Exercise description: Counting only lines that hold "Brunner", give the total and nothing more.

(Excerpt from a dataset)
START
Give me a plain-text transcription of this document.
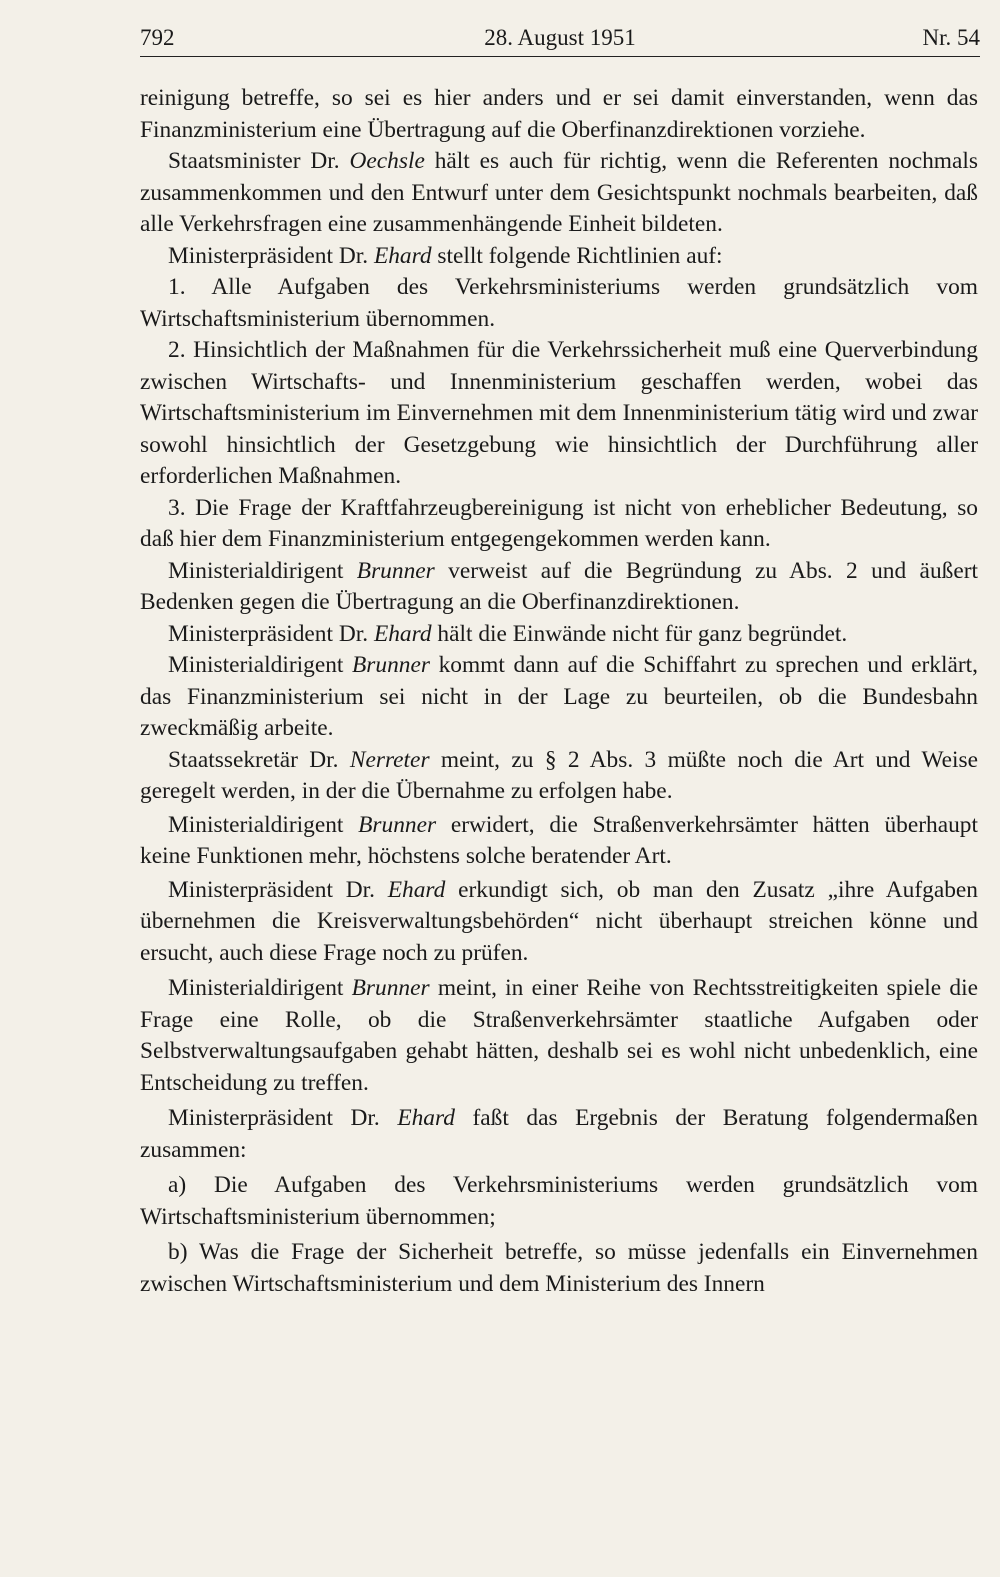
792	28. August 1951	Nr. 54

reinigung betreffe, so sei es hier anders und er sei damit einverstanden, wenn das Finanzministerium eine Übertragung auf die Oberfinanzdirektionen vorziehe.

Staatsminister Dr. Oechsle hält es auch für richtig, wenn die Referenten nochmals zusammenkommen und den Entwurf unter dem Gesichtspunkt nochmals bearbeiten, daß alle Verkehrsfragen eine zusammenhängende Einheit bildeten.

Ministerpräsident Dr. Ehard stellt folgende Richtlinien auf:

1. Alle Aufgaben des Verkehrsministeriums werden grundsätzlich vom Wirtschaftsministerium übernommen.

2. Hinsichtlich der Maßnahmen für die Verkehrssicherheit muß eine Querverbindung zwischen Wirtschafts- und Innenministerium geschaffen werden, wobei das Wirtschaftsministerium im Einvernehmen mit dem Innenministerium tätig wird und zwar sowohl hinsichtlich der Gesetzgebung wie hinsichtlich der Durchführung aller erforderlichen Maßnahmen.

3. Die Frage der Kraftfahrzeugbereinigung ist nicht von erheblicher Bedeutung, so daß hier dem Finanzministerium entgegengekommen werden kann.

Ministerialdirigent Brunner verweist auf die Begründung zu Abs. 2 und äußert Bedenken gegen die Übertragung an die Oberfinanzdirektionen.

Ministerpräsident Dr. Ehard hält die Einwände nicht für ganz begründet.

Ministerialdirigent Brunner kommt dann auf die Schiffahrt zu sprechen und erklärt, das Finanzministerium sei nicht in der Lage zu beurteilen, ob die Bundesbahn zweckmäßig arbeite.

Staatssekretär Dr. Nerreter meint, zu § 2 Abs. 3 müßte noch die Art und Weise geregelt werden, in der die Übernahme zu erfolgen habe.

Ministerialdirigent Brunner erwidert, die Straßenverkehrsämter hätten überhaupt keine Funktionen mehr, höchstens solche beratender Art.

Ministerpräsident Dr. Ehard erkundigt sich, ob man den Zusatz „ihre Aufgaben übernehmen die Kreisverwaltungsbehörden“ nicht überhaupt streichen könne und ersucht, auch diese Frage noch zu prüfen.

Ministerialdirigent Brunner meint, in einer Reihe von Rechtsstreitigkeiten spiele die Frage eine Rolle, ob die Straßenverkehrsämter staatliche Aufgaben oder Selbstverwaltungsaufgaben gehabt hätten, deshalb sei es wohl nicht unbedenklich, eine Entscheidung zu treffen.

Ministerpräsident Dr. Ehard faßt das Ergebnis der Beratung folgendermaßen zusammen:

a) Die Aufgaben des Verkehrsministeriums werden grundsätzlich vom Wirtschaftsministerium übernommen;

b) Was die Frage der Sicherheit betreffe, so müsse jedenfalls ein Einvernehmen zwischen Wirtschaftsministerium und dem Ministerium des Innern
END
Response for this exercise: 4